Spot each line that carries the word "Europe"; copy those lines.

Material shown:
********************

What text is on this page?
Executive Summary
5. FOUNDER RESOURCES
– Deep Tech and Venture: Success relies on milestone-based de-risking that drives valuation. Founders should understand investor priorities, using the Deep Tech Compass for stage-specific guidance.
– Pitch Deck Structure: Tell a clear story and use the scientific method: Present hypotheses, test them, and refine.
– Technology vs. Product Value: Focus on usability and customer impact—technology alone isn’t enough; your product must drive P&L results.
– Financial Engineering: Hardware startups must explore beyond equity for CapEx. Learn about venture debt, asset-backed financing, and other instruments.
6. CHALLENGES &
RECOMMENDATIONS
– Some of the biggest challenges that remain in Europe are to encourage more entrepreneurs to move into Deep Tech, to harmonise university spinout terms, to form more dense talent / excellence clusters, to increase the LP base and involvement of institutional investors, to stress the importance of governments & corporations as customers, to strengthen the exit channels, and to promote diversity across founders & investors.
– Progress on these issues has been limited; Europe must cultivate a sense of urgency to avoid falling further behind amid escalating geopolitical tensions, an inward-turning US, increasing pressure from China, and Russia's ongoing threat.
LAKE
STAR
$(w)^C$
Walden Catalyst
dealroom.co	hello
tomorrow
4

********************

Task answer:
– Some of the biggest challenges that remain in Europe are to encourage more entrepreneurs to move into Deep Tech, to harmonise university spinout terms, to form more dense talent / excellence clusters, to increase the LP base and involvement of institutional investors, to stress the importance of governments & corporations as customers, to strengthen the exit channels, and to promote diversity across founders & investors.
– Progress on these issues has been limited; Europe must cultivate a sense of urgency to avoid falling further behind amid escalating geopolitical tensions, an inward-turning US, increasing pressure from China, and Russia's ongoing threat.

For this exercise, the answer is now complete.